TEXT SHOWN:
The Wizards Return: Alex vs. Alex is a 2013 American television special based on the Disney Channel Original Series Wizards of Waverly Place. It was directed by Victor Gonzalez and filmed primarily in Disney Studios in October and November 2012. The full cast of the series starred in the special, with the exception of David Henrie as Justin Russo, although the character was mentioned frequently. The film focuses on the Russo family, Harper, and Mason visiting Italy for a family reunion. The special premiered on March 15, 2013 on the Disney Channel in the United States, and attracted 5.9 million viewers.

Plot
A year after the family wizard competition, the new family wizard Alex uses her power for both good and bad, but it still upsets her parents who still think she is irresponsible and should be like Justin, who now took over Wiztech. While on a reunion vacation to Tuscany, Italy , Alex decides to change her image for good by ditching all the negative parts of her personality into a clone of herself, but when her clone manages to get a mind of its own and tries to take over the world with magic, Alex has the ultimate face off with herself in order to save the world.

Cast
 Selena Gomez as Alex Russo / Evil Alex, the family wizard of the Russo family who uses her magical abilities irresponsibly and selfishly. Hoping to change for the better, Alex casts a spell on herself making her bad counterparts its own individual person. However, her evil counterpart attempts to take over the world, while her good parts have to stop it. Gomez portrays a dual role in the special.
 Jake T. Austin as Max Russo, Alex's dimwitted younger brother who is now a mortal due to losing the family wizard competition and the new owner of the Sub Station.
 Jennifer Stone as Harper Finkle, Alex's mortal best friend who is aware about her magical abilities.
 Gregg Sulkin as Mason Greybeck, Alex's werewolf boyfriend.
 Beau Mirchoff as Dominic, Gorog's evil nephew who wants to take over the world.
 Maria Canals Barrera as Theresa Russo, Alex and Max's mortal mother who dislikes the use of magic.
 David DeLuise as Jerry Russo, the patriarch of the Russo family, a former family wizard, who loves to correct Alex about her wrongful ways.

[Stored entries]
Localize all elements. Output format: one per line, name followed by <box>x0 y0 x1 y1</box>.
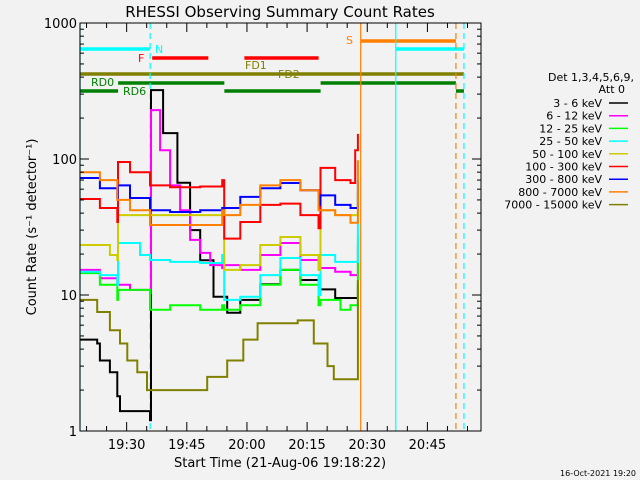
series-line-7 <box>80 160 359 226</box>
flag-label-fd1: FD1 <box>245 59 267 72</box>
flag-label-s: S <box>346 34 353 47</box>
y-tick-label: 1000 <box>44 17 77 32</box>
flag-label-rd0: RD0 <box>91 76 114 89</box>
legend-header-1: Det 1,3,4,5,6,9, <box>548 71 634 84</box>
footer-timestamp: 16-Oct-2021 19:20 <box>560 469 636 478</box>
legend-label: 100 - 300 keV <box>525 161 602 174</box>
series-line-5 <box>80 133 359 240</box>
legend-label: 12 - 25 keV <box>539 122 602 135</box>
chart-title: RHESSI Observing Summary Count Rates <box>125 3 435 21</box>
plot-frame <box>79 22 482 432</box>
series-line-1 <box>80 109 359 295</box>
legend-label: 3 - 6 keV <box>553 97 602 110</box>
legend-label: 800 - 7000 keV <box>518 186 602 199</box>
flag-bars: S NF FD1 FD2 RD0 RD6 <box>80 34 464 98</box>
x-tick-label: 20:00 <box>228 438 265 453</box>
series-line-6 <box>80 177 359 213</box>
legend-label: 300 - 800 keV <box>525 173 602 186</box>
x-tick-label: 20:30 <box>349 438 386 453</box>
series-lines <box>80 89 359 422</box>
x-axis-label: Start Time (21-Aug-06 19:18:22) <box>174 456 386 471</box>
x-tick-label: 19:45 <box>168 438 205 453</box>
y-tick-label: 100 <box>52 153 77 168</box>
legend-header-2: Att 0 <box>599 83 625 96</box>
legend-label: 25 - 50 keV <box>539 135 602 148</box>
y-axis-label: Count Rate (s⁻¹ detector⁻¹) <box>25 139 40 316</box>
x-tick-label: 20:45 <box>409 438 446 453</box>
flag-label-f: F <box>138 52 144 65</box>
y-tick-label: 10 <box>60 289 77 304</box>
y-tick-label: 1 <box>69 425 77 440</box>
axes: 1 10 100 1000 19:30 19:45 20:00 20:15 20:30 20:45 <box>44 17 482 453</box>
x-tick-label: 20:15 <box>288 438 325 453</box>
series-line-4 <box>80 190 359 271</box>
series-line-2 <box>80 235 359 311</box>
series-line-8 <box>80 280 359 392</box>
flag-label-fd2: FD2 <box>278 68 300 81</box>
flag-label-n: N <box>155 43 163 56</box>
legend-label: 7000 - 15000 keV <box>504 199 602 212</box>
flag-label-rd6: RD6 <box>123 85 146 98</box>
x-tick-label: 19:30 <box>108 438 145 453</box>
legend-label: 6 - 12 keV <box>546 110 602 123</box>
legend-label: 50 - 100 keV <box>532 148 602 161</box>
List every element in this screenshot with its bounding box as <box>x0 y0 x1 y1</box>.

---

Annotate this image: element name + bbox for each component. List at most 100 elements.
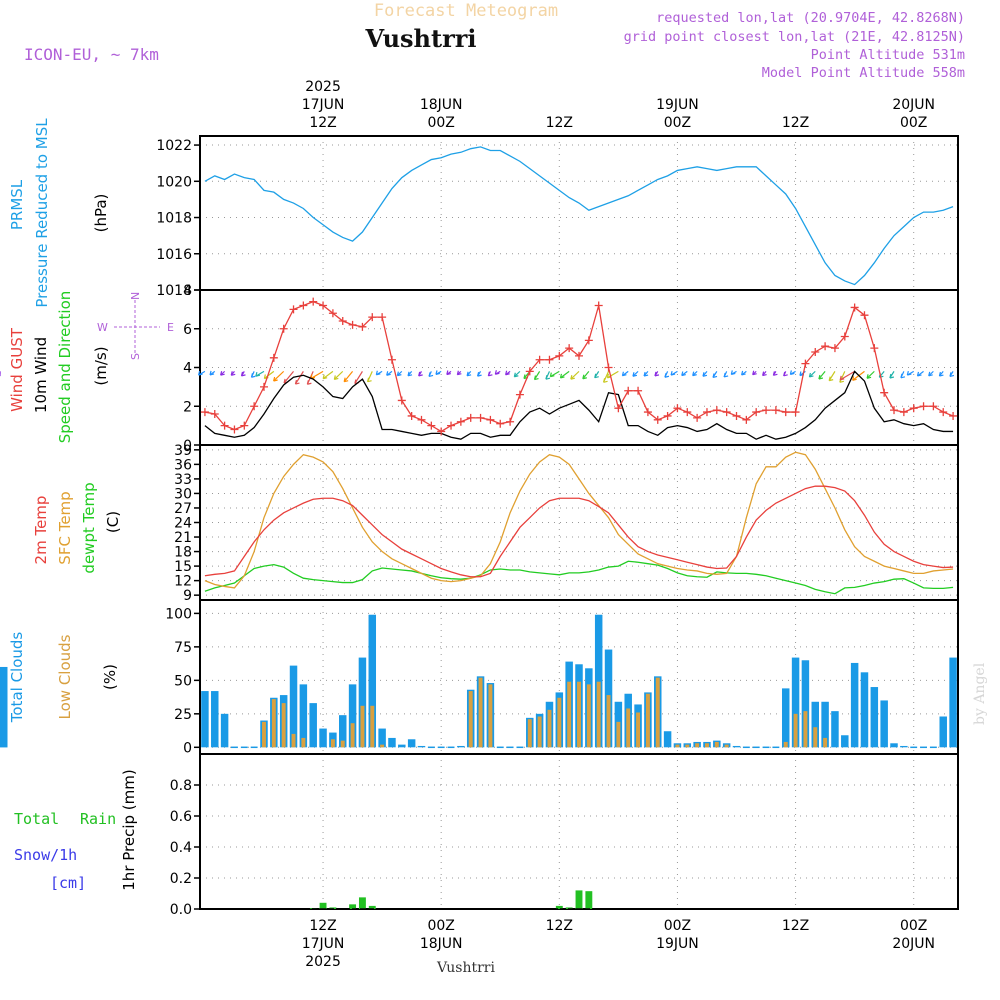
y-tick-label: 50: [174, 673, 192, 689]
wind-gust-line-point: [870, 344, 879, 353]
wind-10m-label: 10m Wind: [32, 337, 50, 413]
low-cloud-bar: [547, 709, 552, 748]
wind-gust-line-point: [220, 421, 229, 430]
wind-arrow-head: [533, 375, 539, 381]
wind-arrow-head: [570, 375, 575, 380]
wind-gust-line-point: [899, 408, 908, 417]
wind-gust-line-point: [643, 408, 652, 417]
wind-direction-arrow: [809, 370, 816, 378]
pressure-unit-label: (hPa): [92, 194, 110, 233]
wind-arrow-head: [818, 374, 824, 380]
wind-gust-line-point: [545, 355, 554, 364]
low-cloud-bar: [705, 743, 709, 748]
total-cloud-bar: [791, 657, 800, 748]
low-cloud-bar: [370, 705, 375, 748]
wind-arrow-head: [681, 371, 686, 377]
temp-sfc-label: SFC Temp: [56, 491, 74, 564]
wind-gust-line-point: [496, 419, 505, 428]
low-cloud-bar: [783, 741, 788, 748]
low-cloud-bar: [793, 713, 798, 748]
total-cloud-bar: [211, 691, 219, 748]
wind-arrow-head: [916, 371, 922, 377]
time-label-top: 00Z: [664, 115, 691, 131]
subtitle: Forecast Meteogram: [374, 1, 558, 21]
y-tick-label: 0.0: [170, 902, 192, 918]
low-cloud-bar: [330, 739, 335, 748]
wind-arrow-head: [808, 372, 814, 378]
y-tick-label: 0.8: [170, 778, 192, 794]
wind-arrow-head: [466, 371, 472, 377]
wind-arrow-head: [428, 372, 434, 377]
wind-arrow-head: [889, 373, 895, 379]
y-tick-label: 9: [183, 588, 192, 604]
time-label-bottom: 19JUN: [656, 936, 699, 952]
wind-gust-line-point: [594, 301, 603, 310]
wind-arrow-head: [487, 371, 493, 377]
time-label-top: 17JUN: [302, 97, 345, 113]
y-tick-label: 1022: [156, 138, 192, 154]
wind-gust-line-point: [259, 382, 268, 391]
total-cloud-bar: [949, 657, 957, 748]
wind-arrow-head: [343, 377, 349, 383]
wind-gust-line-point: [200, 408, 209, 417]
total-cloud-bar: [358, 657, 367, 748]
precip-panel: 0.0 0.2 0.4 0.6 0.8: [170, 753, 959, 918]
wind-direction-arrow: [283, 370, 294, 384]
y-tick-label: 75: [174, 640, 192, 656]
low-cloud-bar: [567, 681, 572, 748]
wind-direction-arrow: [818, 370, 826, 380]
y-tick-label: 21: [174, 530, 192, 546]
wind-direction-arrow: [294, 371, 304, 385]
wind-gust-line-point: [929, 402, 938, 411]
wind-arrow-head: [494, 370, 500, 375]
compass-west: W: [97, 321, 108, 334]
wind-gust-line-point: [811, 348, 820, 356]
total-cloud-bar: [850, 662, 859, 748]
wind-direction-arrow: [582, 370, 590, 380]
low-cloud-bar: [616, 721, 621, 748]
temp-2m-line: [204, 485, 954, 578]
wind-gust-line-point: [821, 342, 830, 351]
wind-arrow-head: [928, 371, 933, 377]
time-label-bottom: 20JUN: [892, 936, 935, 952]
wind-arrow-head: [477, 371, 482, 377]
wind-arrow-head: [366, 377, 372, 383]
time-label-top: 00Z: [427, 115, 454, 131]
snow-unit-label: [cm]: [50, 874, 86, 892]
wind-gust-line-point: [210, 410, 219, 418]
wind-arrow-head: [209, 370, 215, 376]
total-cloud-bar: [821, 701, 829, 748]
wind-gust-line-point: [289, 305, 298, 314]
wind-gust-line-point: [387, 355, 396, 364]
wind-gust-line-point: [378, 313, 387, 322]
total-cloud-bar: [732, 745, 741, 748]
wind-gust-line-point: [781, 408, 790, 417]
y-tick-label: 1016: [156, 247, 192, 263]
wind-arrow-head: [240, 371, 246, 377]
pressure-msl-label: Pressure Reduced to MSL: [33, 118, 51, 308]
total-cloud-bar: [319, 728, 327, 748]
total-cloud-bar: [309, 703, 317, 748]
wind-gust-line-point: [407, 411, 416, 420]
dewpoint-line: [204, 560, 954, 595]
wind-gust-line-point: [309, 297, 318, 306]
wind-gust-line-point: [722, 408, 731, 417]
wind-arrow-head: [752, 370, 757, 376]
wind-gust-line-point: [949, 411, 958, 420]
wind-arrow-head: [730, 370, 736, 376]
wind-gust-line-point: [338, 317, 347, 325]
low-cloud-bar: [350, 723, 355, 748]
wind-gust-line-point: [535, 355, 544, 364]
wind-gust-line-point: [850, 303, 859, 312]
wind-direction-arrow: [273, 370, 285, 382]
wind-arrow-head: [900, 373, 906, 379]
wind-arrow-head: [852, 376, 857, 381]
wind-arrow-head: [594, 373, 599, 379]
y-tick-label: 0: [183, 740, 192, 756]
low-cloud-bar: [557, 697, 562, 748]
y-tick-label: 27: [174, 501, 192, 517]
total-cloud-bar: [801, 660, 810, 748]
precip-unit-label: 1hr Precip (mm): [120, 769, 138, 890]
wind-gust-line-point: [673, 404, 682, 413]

==

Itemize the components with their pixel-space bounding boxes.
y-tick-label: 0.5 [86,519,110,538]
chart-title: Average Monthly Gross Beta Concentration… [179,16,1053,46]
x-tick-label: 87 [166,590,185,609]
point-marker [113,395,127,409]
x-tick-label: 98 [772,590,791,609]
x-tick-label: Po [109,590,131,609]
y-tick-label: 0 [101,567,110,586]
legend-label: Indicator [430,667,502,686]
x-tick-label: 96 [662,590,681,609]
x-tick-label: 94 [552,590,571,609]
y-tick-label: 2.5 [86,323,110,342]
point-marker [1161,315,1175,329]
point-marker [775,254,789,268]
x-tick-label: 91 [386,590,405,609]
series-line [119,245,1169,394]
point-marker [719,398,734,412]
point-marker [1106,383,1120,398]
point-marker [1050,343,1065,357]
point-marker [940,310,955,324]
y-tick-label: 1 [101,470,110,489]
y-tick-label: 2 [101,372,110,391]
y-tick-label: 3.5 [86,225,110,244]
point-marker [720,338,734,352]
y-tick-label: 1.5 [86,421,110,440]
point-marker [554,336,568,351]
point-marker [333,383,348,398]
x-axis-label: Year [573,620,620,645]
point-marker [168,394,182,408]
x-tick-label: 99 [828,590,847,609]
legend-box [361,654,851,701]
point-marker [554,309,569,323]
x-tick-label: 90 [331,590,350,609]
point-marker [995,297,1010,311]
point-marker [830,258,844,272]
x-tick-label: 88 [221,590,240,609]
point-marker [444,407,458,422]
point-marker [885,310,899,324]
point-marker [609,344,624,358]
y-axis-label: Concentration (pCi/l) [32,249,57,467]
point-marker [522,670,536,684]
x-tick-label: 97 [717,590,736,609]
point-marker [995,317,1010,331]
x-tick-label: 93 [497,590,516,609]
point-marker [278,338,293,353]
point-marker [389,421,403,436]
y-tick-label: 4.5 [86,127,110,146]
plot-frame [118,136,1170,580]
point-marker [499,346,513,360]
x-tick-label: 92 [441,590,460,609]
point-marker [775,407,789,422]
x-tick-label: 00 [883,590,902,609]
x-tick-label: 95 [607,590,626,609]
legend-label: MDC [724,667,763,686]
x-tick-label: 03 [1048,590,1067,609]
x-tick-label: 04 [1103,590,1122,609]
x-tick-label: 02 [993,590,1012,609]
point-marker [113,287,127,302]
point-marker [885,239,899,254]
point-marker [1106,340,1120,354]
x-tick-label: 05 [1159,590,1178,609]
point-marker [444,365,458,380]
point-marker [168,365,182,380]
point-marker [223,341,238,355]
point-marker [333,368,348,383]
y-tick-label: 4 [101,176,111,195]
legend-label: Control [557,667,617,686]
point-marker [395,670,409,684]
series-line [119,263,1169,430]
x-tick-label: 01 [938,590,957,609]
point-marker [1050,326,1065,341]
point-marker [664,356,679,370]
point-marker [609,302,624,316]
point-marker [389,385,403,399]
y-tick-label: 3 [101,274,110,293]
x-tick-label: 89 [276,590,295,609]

EXERCISE SET:
1. Return the passage from the Wizards of Waverly Place special text starting at "Jennifer Stone as" and ending at "Alex's werewolf boyfriend.", copied word for word.
2. Resume the text on the Wizards of Waverly Place special, starting right after its last sentence.
The stored entries are separate material and are not part of the text.

ANSWERS BELOW:
1.
Jennifer Stone as Harper Finkle, Alex's mortal best friend who is aware about her magical abilities.
 Gregg Sulkin as Mason Greybeck, Alex's werewolf boyfriend.

2.
Production

Casting
The majority of the cast of the Disney Channel Original Series Wizards of Waverly Place (with the exception of David Henrie as Justin Russo, who was frequently mentioned) starred in the special. It was the first time they all got together to film the last movie for WOWP eight months after the show came to an end.

Filming
The Wizards Return: Alex vs. Alex was filmed at Hollywood Center Studios in California, with background sets for the Italy scenes. The special was filmed from October 22 to November 10, 2012. Unlike Wizards of Waverly Place: The Movie, which was a feature-length television film, this was an hour-long special. It was also the first WOWP content that Disney produced after the finale of the show which was 9 months earlier.

Release
The special premiered on Disney Channel as a TV special on March 15, 2013 in the United States.

Reception
The episode was viewed by 5.9 million viewers on the day of its initial release. In the United Kingdom, the episode premiered with 575,000 viewers making it Disney Channel UK's third most watched episode ever.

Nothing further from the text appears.